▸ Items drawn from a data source
+++

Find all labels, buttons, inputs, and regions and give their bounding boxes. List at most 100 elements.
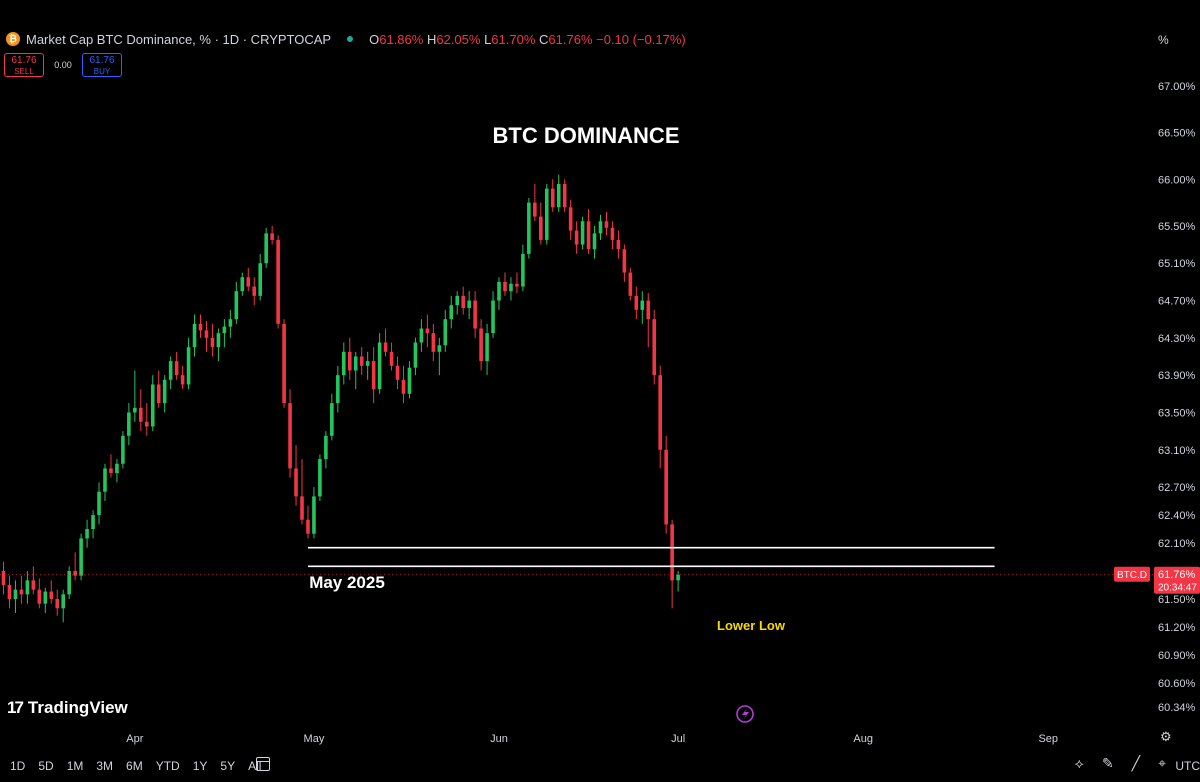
candle: [91, 510, 95, 539]
candle: [670, 519, 674, 609]
candle: [407, 361, 412, 399]
candle: [150, 375, 155, 432]
candle: [658, 365, 662, 469]
bottom-toolbar: 1D 5D 1M 3M 6M YTD 1Y 5Y All ⟡ ✎ ╱ ⌖ UTC: [0, 750, 1200, 782]
crosshair-icon[interactable]: ⌖: [1158, 755, 1166, 771]
y-tick-label: 60.34%: [1158, 702, 1196, 714]
spread-value: 0.00: [54, 60, 72, 70]
candle: [383, 328, 388, 357]
lightning-icon[interactable]: [736, 705, 754, 723]
candle: [431, 323, 436, 362]
candle: [330, 393, 334, 441]
candle: [395, 356, 400, 390]
y-tick-label: 62.10%: [1158, 538, 1196, 550]
range-5d[interactable]: 5D: [38, 759, 54, 773]
candle: [341, 342, 346, 385]
candle: [437, 337, 442, 376]
candle: [419, 319, 424, 352]
candle: [515, 272, 519, 294]
y-tick-label: 64.70%: [1158, 296, 1196, 308]
candle: [61, 589, 65, 623]
candle: [270, 225, 274, 245]
candle: [198, 314, 203, 338]
candle: [210, 323, 215, 357]
range-all[interactable]: All: [248, 759, 262, 773]
candle: [604, 211, 609, 236]
calendar-icon[interactable]: [256, 757, 270, 771]
candle: [521, 244, 525, 292]
candle: [168, 356, 173, 390]
candle: [491, 291, 495, 338]
candle: [544, 183, 549, 245]
symbol-badge[interactable]: BTC.D: [1114, 566, 1150, 582]
candle: [300, 459, 304, 525]
candle: [156, 370, 161, 408]
candle: [1, 561, 6, 595]
symbol-title[interactable]: Market Cap BTC Dominance, % · 1D · CRYPT…: [26, 31, 332, 47]
x-tick-label: Jul: [671, 733, 685, 745]
candle: [485, 323, 489, 376]
range-1m[interactable]: 1M: [66, 759, 84, 773]
trade-buttons: 61.76 SELL 0.00 61.76 BUY: [4, 53, 122, 77]
candle: [413, 337, 418, 376]
candle: [562, 179, 567, 212]
drawings-layer: [307, 546, 995, 568]
candle: [443, 309, 448, 352]
candle: [652, 309, 657, 385]
x-tick-label: Apr: [126, 733, 143, 745]
candle: [127, 403, 131, 446]
line-icon[interactable]: ╱: [1131, 755, 1141, 771]
range-selector: 1D 5D 1M 3M 6M YTD 1Y 5Y All: [10, 759, 261, 773]
candle: [228, 309, 233, 338]
candle: [246, 267, 251, 292]
range-3m[interactable]: 3M: [96, 759, 114, 773]
candle: [49, 580, 54, 604]
range-1d[interactable]: 1D: [10, 759, 26, 773]
candle: [580, 216, 585, 250]
market-status-dot: [347, 36, 354, 42]
gear-icon[interactable]: ⚙: [1160, 729, 1172, 744]
sell-button[interactable]: 61.76 SELL: [4, 53, 44, 77]
candle: [258, 253, 263, 301]
timezone-label[interactable]: UTC: [1175, 759, 1200, 773]
candle: [109, 454, 113, 478]
candle: [115, 459, 119, 483]
buy-button[interactable]: 61.76 BUY: [82, 53, 122, 77]
candle: [234, 281, 239, 324]
candle: [634, 286, 639, 320]
y-tick-label: 63.50%: [1158, 407, 1196, 419]
candle: [347, 337, 352, 380]
candle: [550, 179, 555, 212]
candle: [336, 365, 340, 413]
symbol-header[interactable]: ₿ Market Cap BTC Dominance, % · 1D · CRY…: [6, 30, 686, 48]
candle: [192, 314, 197, 357]
candle: [85, 519, 89, 548]
candle: [640, 291, 645, 324]
candle: [586, 209, 591, 254]
candle: [139, 389, 143, 432]
x-tick-label: Jun: [490, 733, 508, 745]
range-1y[interactable]: 1Y: [192, 759, 208, 773]
candle: [25, 571, 30, 604]
candle: [574, 221, 579, 254]
range-6m[interactable]: 6M: [126, 759, 143, 773]
candle: [324, 431, 328, 469]
range-ytd[interactable]: YTD: [155, 759, 180, 773]
candle: [144, 403, 149, 436]
candle: [67, 566, 71, 599]
candle: [592, 225, 597, 259]
candle: [133, 370, 137, 422]
pattern-icon[interactable]: ⟡: [1074, 755, 1084, 771]
y-tick-label: 61.50%: [1158, 594, 1196, 606]
candle: [359, 347, 364, 376]
y-tick-label: 66.50%: [1158, 128, 1196, 140]
last-price-value: 61.76%: [1158, 569, 1196, 581]
candle: [365, 351, 370, 380]
candle: [628, 267, 633, 301]
tradingview-logo: 17 TradingView: [7, 698, 128, 717]
range-5y[interactable]: 5Y: [220, 759, 236, 773]
candle: [533, 183, 537, 222]
brush-icon[interactable]: ✎: [1101, 755, 1114, 771]
price-scale-unit[interactable]: %: [1158, 33, 1169, 47]
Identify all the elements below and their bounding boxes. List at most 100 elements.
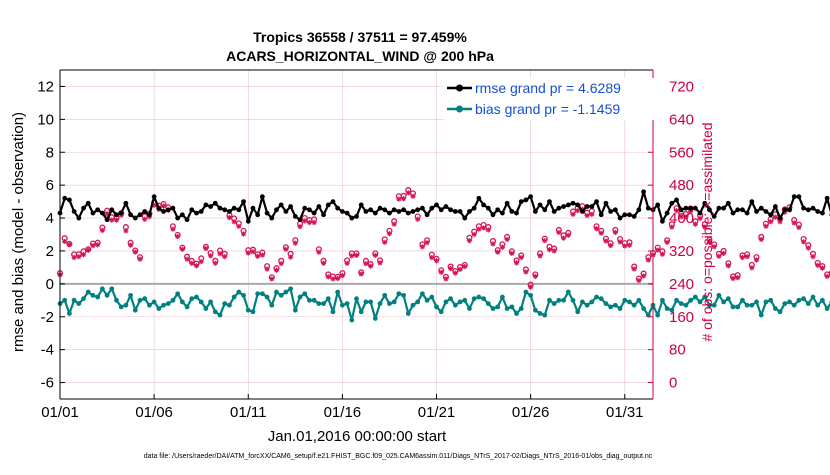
- obs-assimilated-stroke: [71, 255, 77, 260]
- obs-assimilated-stroke: [500, 245, 505, 250]
- series-bias-point: [749, 302, 755, 308]
- obs-assimilated-stroke: [368, 263, 373, 269]
- obs-assimilated-stroke: [170, 226, 176, 232]
- obs-assimilated-marker: [325, 274, 331, 280]
- series-rmse-point: [358, 202, 364, 208]
- series-bias-point: [71, 297, 77, 303]
- obs-assimilated-stroke: [537, 253, 543, 259]
- series-rmse-point: [198, 209, 204, 214]
- obs-assimilated-stroke: [763, 224, 769, 229]
- series-bias-point: [292, 307, 298, 313]
- y-right-tick-label: 240: [669, 276, 694, 293]
- obs-assimilated-marker: [189, 260, 195, 266]
- obs-assimilated-stroke: [194, 263, 199, 268]
- series-rmse-point: [302, 205, 308, 211]
- series-rmse-point: [222, 207, 228, 213]
- obs-assimilated-marker: [739, 254, 746, 261]
- y-tick-label: 10: [37, 111, 54, 128]
- series-bias-point: [518, 306, 524, 311]
- obs-assimilated-marker: [236, 223, 242, 229]
- series-rmse-point: [810, 205, 816, 211]
- obs-assimilated-marker: [706, 239, 713, 245]
- obs-assimilated-stroke: [707, 240, 712, 245]
- obs-assimilated-marker: [443, 276, 449, 282]
- series-rmse-point: [438, 207, 444, 213]
- series-bias-point: [768, 297, 774, 303]
- series-rmse-point: [598, 212, 604, 218]
- obs-assimilated-stroke: [391, 222, 397, 227]
- obs-assimilated-stroke: [208, 253, 213, 259]
- obs-assimilated-marker: [673, 208, 680, 214]
- obs-assimilated-marker: [160, 203, 167, 209]
- series-rmse-point: [90, 210, 96, 216]
- obs-assimilated-marker: [796, 224, 802, 231]
- obs-assimilated-stroke: [453, 270, 458, 276]
- obs-assimilated-stroke: [340, 273, 345, 278]
- obs-assimilated-stroke: [641, 273, 646, 279]
- series-bias-point: [481, 296, 486, 302]
- series-bias-point: [622, 297, 628, 303]
- series-rmse-point: [307, 207, 312, 213]
- obs-assimilated-marker: [603, 238, 609, 244]
- obs-assimilated-stroke: [86, 247, 91, 253]
- series-rmse-point: [236, 207, 242, 213]
- obs-assimilated-marker: [113, 217, 120, 223]
- series-bias-point: [109, 286, 115, 292]
- series-rmse-point: [165, 207, 171, 213]
- series-rmse-point: [255, 212, 261, 218]
- obs-assimilated-stroke: [824, 274, 830, 279]
- series-rmse-point: [772, 204, 778, 209]
- series-bias-point: [302, 291, 308, 297]
- obs-assimilated-stroke: [533, 274, 538, 279]
- obs-assimilated-marker: [316, 249, 322, 255]
- series-rmse-point: [702, 200, 708, 206]
- series-bias-point: [67, 311, 72, 316]
- obs-assimilated-stroke: [660, 252, 665, 257]
- series-rmse-point: [594, 199, 599, 205]
- series-bias-point: [570, 297, 576, 303]
- obs-assimilated-stroke: [297, 224, 303, 229]
- obs-assimilated-marker: [584, 212, 590, 219]
- obs-assimilated-stroke: [326, 274, 331, 280]
- series-bias-point: [584, 302, 590, 308]
- series-bias-point: [490, 306, 496, 311]
- series-rmse-point: [768, 212, 774, 218]
- obs-assimilated-stroke: [278, 261, 284, 266]
- series-bias-point: [810, 294, 816, 300]
- obs-assimilated-stroke: [490, 241, 496, 247]
- series-bias-point: [735, 304, 741, 310]
- obs-assimilated-stroke: [180, 247, 185, 252]
- obs-assimilated-marker: [292, 240, 298, 246]
- series-rmse-point: [636, 207, 642, 213]
- obs-assimilated-marker: [179, 246, 185, 252]
- obs-assimilated-stroke: [406, 190, 411, 196]
- series-bias-point: [594, 294, 599, 300]
- obs-assimilated-marker: [466, 238, 473, 244]
- obs-assimilated-stroke: [523, 269, 529, 275]
- chart-title: Tropics 36558 / 37511 = 97.459%: [253, 29, 467, 45]
- obs-assimilated-marker: [353, 252, 360, 259]
- series-bias-point: [391, 299, 397, 305]
- series-rmse-point: [401, 207, 406, 213]
- obs-assimilated-marker: [824, 273, 830, 280]
- obs-assimilated-marker: [659, 251, 666, 257]
- obs-assimilated-marker: [565, 232, 571, 238]
- obs-assimilated-marker: [457, 266, 463, 273]
- obs-assimilated-marker: [617, 239, 623, 245]
- series-bias-point: [523, 289, 529, 295]
- obs-assimilated-marker: [758, 236, 764, 243]
- obs-assimilated-stroke: [241, 231, 246, 237]
- obs-assimilated-marker: [589, 211, 595, 217]
- obs-assimilated-marker: [339, 273, 345, 279]
- obs-assimilated-marker: [791, 220, 797, 226]
- series-rmse-point: [457, 209, 463, 214]
- series-bias-point: [311, 297, 317, 303]
- series-bias-point: [542, 312, 548, 318]
- series-bias-point: [485, 301, 491, 306]
- obs-assimilated-stroke: [471, 232, 477, 237]
- obs-assimilated-stroke: [688, 209, 693, 214]
- obs-assimilated-marker: [631, 266, 637, 272]
- series-rmse-point: [688, 205, 694, 211]
- series-rmse-point: [655, 202, 661, 208]
- obs-assimilated-stroke: [382, 240, 387, 245]
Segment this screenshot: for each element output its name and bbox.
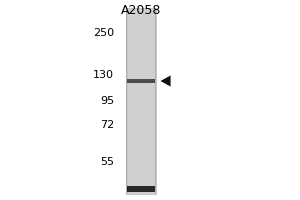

+++

Copy out the part of the material above that opens with the line containing "- obs-assimilated-stroke: [71, 255, 77, 260]" and closes with the line containing "- obs-assimilated-stroke: [707, 240, 712, 245]", keeping every line exactly as it appears, with both ends included.

- obs-assimilated-stroke: [71, 255, 77, 260]
- obs-assimilated-stroke: [500, 245, 505, 250]
- series-bias-point: [749, 302, 755, 308]
- obs-assimilated-stroke: [368, 263, 373, 269]
- obs-assimilated-stroke: [170, 226, 176, 232]
- obs-assimilated-marker: [325, 274, 331, 280]
- series-rmse-point: [358, 202, 364, 208]
- series-bias-point: [71, 297, 77, 303]
- obs-assimilated-stroke: [537, 253, 543, 259]
- series-rmse-point: [198, 209, 204, 214]
- obs-assimilated-stroke: [763, 224, 769, 229]
- series-bias-point: [292, 307, 298, 313]
- y-right-tick-label: 240: [669, 276, 694, 293]
- obs-assimilated-marker: [189, 260, 195, 266]
- obs-assimilated-stroke: [194, 263, 199, 268]
- series-rmse-point: [302, 205, 308, 211]
- series-rmse-point: [222, 207, 228, 213]
- obs-assimilated-marker: [739, 254, 746, 261]
- y-tick-label: 10: [37, 111, 54, 128]
- series-bias-point: [518, 306, 524, 311]
- obs-assimilated-marker: [236, 223, 242, 229]
- series-rmse-point: [810, 205, 816, 211]
- obs-assimilated-marker: [706, 239, 713, 245]
- obs-assimilated-stroke: [707, 240, 712, 245]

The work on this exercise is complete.